= Task details =
Give the count of lines in the data that include "の主要産業の内訳", with no other words.
_ _ _ _
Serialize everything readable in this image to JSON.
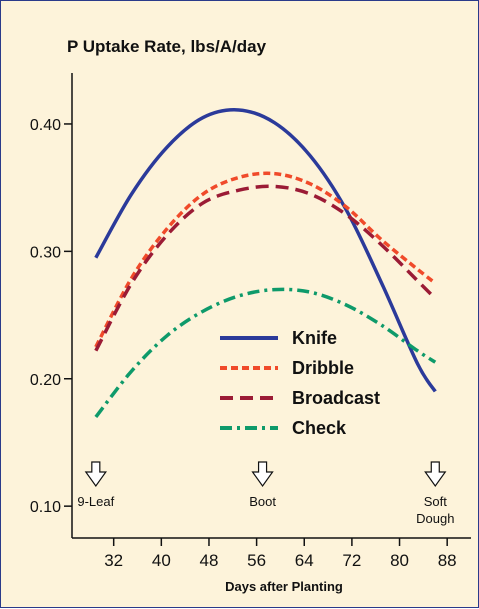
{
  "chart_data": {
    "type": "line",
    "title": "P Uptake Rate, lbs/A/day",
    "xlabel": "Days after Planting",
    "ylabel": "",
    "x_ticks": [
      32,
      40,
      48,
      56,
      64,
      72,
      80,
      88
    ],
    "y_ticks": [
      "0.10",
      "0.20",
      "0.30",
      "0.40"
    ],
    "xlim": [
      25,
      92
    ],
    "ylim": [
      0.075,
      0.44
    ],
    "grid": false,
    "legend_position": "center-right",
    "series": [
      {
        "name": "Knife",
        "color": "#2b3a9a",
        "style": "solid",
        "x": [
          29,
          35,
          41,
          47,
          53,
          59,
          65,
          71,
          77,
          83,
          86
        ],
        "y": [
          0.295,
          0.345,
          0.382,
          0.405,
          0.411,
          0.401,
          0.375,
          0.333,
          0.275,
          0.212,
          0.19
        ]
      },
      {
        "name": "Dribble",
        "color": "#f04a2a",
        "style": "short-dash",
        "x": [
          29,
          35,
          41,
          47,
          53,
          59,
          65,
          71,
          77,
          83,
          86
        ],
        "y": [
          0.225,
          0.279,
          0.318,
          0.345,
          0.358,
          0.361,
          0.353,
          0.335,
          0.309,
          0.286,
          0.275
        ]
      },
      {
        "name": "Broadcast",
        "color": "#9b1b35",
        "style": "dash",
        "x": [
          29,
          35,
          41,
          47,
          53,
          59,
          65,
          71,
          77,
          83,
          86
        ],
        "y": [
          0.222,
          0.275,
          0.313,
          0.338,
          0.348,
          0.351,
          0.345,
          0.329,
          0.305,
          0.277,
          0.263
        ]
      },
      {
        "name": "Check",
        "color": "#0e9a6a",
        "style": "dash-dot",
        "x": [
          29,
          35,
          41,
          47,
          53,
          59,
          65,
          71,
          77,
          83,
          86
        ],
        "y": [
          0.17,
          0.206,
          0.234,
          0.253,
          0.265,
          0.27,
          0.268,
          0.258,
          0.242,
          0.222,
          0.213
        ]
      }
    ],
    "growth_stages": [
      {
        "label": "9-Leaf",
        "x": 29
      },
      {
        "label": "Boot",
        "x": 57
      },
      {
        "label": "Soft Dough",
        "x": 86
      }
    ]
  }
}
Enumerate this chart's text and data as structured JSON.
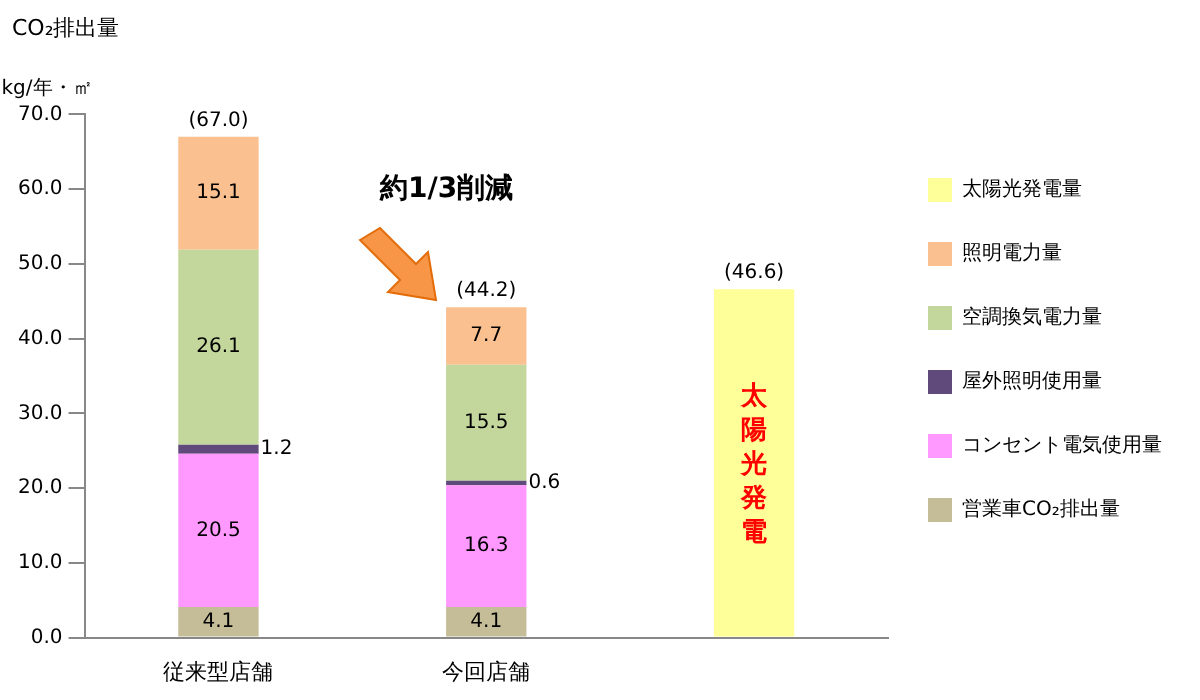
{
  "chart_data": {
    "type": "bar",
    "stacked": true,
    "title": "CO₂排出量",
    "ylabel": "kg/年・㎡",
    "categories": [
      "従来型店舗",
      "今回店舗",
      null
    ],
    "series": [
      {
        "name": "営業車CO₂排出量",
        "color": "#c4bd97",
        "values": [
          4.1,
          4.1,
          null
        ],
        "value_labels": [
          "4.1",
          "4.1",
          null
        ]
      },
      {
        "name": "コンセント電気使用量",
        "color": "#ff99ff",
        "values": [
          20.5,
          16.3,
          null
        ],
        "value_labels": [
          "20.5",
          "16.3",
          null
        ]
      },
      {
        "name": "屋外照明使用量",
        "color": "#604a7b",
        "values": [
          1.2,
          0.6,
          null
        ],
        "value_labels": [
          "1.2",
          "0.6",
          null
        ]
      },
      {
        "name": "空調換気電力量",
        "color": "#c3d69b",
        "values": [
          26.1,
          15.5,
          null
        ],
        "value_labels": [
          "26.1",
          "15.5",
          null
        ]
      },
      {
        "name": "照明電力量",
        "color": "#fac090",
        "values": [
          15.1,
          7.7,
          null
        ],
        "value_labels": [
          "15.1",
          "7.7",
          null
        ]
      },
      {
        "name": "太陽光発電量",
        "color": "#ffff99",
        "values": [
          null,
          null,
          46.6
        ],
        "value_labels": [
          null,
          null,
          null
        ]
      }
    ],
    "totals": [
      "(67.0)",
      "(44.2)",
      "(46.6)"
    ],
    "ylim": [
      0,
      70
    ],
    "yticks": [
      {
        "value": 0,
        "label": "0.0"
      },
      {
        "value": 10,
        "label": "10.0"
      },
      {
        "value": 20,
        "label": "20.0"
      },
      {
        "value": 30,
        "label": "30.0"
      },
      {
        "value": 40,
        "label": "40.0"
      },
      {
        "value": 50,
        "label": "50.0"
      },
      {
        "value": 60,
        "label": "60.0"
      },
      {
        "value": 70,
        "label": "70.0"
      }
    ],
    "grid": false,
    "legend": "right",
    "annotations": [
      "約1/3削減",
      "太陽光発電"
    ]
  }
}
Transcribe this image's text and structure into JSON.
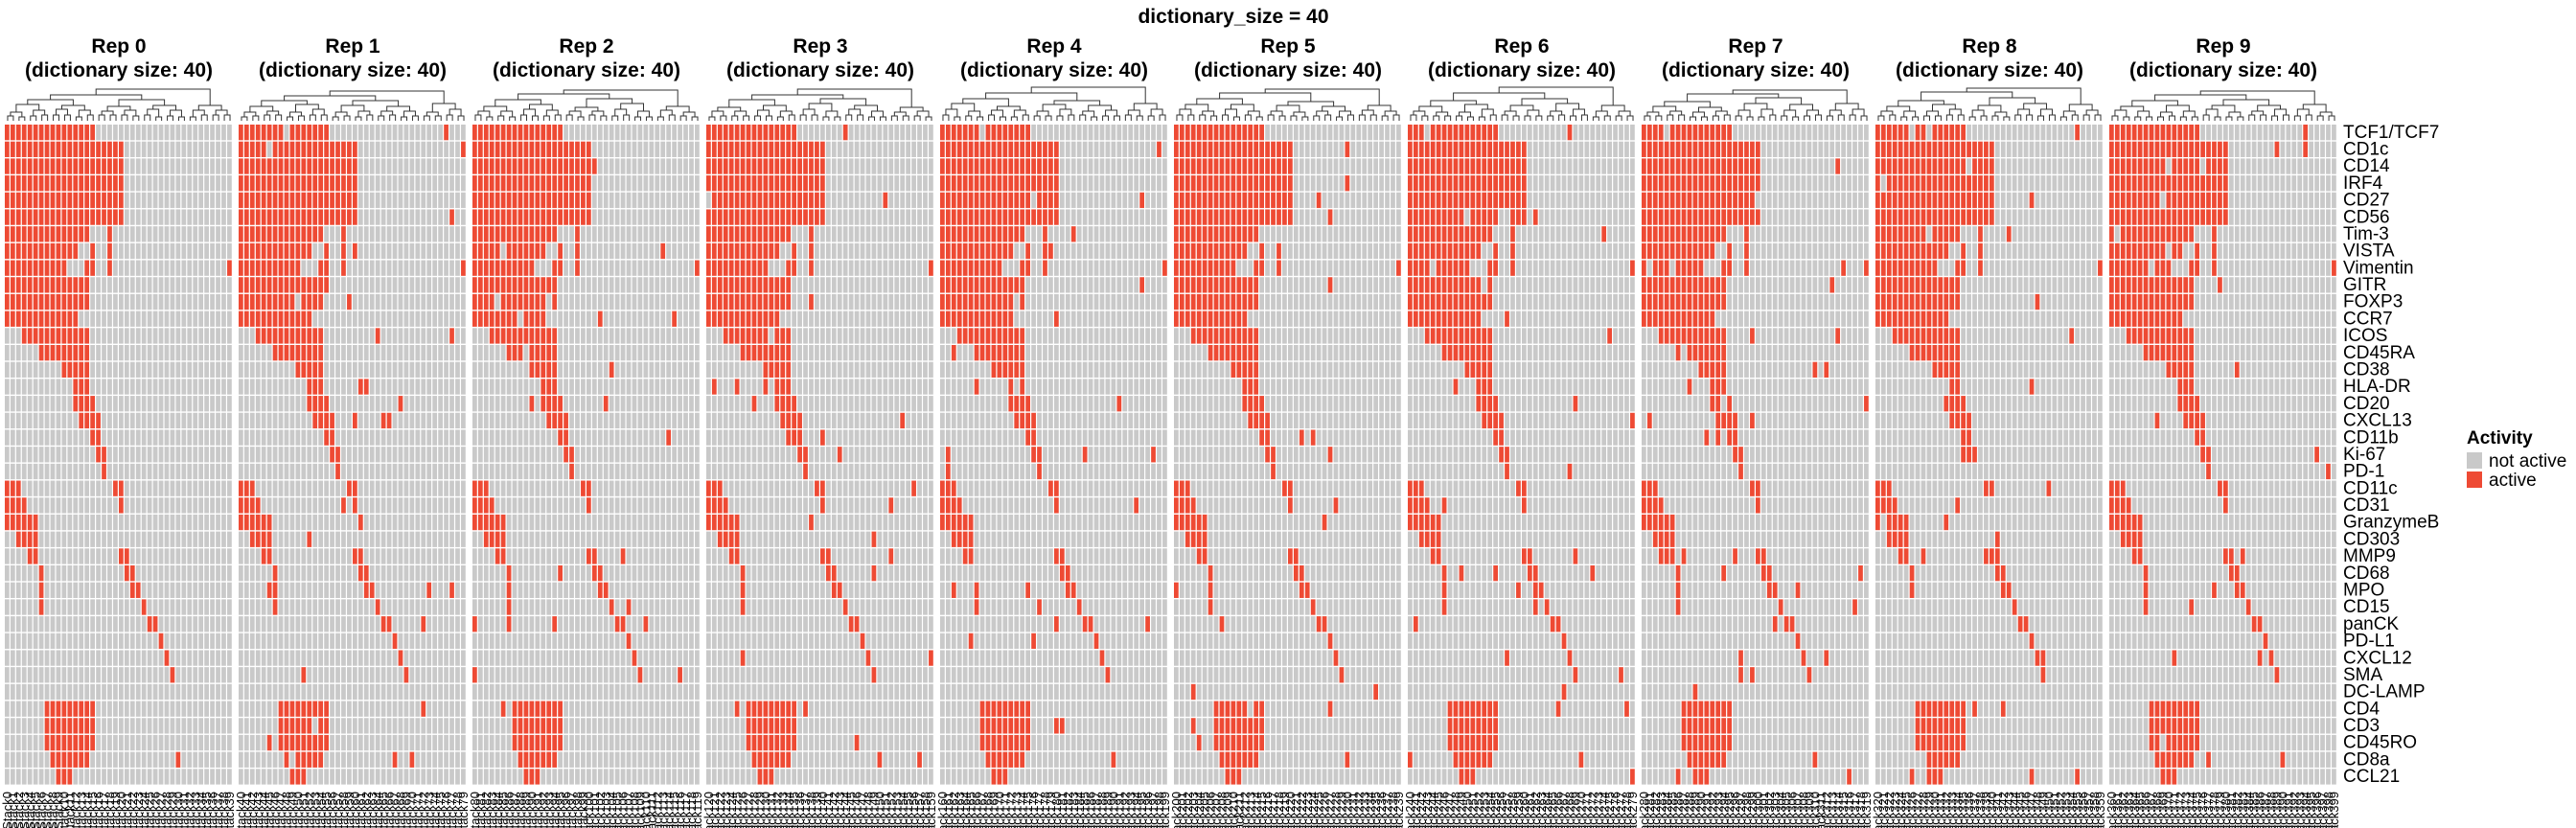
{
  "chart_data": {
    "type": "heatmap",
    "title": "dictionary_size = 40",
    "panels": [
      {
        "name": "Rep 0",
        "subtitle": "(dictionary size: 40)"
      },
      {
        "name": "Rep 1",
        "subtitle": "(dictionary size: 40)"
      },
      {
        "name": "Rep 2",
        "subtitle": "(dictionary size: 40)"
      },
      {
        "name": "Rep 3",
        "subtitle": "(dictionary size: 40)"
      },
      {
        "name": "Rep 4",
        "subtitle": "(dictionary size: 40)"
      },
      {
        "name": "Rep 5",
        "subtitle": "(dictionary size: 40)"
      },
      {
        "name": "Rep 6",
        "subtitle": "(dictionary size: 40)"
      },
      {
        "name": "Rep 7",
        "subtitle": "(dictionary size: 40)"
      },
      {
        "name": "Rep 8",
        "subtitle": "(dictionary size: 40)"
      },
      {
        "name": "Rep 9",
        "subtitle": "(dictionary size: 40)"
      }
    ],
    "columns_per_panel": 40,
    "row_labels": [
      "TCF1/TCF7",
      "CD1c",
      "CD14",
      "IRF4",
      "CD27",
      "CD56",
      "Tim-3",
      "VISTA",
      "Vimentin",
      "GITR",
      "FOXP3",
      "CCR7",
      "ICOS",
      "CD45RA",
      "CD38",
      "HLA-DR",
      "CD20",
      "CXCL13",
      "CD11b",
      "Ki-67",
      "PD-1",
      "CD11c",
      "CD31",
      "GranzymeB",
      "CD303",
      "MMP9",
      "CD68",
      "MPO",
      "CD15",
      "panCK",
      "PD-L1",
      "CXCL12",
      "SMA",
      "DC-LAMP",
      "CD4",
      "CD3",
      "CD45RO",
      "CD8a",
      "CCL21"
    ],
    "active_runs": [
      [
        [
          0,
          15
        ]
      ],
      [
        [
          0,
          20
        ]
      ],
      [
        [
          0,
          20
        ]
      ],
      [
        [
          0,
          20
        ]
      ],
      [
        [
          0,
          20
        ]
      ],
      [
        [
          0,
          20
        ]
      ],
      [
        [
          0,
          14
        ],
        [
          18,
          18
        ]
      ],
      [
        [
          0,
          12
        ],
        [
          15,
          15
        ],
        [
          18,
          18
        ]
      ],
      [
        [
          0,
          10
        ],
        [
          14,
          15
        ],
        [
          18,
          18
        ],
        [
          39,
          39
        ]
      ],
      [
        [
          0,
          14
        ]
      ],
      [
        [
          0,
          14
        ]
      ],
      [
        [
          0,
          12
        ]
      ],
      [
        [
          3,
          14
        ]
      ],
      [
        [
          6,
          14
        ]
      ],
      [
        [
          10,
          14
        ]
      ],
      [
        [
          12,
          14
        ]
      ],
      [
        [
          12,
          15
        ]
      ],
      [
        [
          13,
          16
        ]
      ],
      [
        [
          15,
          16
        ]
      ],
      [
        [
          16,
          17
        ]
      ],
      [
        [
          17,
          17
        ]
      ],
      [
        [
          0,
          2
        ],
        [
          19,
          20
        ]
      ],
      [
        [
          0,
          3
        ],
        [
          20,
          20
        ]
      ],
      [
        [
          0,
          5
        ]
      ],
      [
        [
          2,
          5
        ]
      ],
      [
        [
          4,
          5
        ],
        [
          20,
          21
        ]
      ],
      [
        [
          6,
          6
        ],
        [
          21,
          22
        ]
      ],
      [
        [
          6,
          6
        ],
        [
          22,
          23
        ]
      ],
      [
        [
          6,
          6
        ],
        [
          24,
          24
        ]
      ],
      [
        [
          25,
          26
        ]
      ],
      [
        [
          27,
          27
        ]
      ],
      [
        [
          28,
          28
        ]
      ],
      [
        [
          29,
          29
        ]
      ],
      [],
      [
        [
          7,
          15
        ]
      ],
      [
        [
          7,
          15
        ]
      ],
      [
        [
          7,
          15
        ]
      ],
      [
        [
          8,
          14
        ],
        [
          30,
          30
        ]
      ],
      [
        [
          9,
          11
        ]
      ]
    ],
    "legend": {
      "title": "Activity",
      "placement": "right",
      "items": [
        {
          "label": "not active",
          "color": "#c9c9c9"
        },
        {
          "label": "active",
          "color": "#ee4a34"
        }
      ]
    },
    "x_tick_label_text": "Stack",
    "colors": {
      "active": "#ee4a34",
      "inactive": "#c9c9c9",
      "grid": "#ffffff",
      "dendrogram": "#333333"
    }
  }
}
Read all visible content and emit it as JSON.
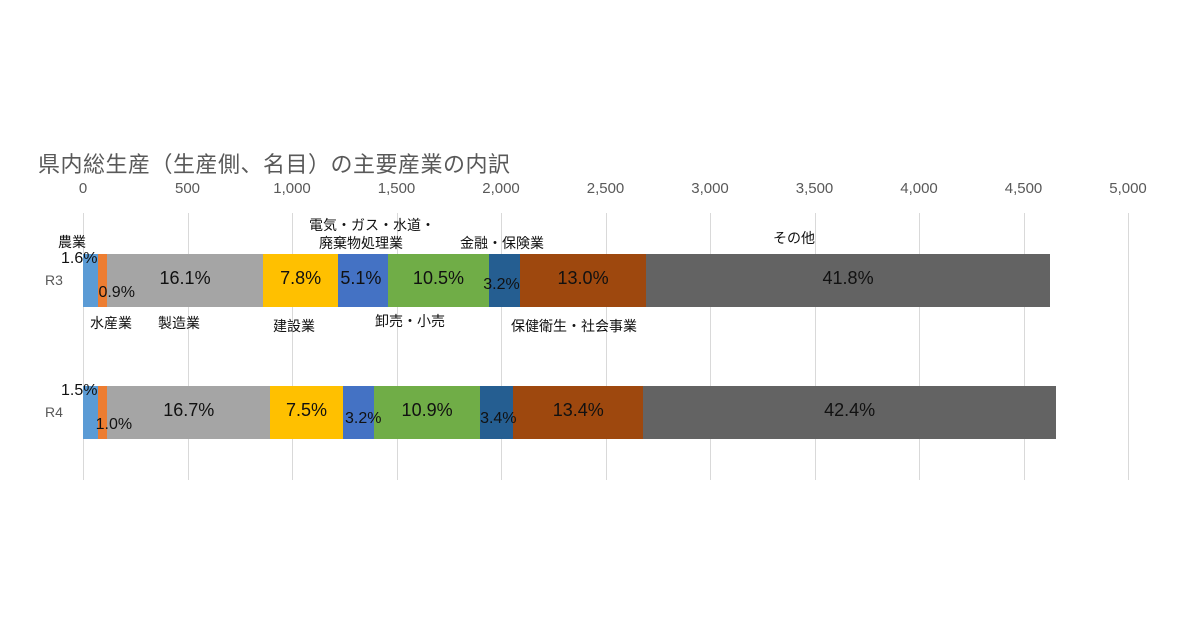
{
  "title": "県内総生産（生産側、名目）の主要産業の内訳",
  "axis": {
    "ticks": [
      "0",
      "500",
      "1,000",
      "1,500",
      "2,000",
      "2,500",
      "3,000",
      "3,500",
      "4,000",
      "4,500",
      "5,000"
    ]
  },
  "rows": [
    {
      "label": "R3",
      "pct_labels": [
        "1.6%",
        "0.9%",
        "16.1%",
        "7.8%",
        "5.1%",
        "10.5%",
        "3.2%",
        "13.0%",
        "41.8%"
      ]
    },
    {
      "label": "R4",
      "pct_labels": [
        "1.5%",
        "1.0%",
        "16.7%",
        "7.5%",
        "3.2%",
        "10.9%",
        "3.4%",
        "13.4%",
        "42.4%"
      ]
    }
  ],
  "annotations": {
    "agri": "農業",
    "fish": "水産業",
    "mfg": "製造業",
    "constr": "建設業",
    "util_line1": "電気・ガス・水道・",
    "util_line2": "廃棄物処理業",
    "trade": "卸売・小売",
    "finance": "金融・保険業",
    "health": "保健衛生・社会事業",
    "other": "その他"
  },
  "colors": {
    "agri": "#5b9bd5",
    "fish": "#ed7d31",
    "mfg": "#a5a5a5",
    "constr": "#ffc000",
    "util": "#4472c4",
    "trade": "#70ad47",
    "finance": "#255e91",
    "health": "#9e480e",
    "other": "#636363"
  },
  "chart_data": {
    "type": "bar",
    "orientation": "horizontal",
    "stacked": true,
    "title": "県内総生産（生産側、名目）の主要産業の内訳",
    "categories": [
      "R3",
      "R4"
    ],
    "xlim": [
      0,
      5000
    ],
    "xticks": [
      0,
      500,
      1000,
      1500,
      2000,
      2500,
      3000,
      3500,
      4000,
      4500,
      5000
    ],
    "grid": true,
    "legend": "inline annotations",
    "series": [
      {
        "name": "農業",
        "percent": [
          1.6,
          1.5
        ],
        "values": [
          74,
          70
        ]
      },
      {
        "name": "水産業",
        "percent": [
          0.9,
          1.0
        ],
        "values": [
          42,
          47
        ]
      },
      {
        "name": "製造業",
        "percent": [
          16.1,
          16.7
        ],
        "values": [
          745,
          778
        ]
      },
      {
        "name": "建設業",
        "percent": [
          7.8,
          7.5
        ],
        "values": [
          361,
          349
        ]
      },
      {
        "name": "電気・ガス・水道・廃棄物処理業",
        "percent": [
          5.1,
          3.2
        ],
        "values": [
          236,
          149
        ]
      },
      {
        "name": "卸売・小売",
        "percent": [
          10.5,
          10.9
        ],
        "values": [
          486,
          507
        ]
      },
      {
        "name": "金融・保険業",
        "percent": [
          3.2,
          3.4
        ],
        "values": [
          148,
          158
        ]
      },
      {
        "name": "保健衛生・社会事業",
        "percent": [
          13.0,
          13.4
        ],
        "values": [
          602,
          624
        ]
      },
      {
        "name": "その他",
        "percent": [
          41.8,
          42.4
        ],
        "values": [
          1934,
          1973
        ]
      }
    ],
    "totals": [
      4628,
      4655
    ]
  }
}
_ _ _ _
= Complete response =
2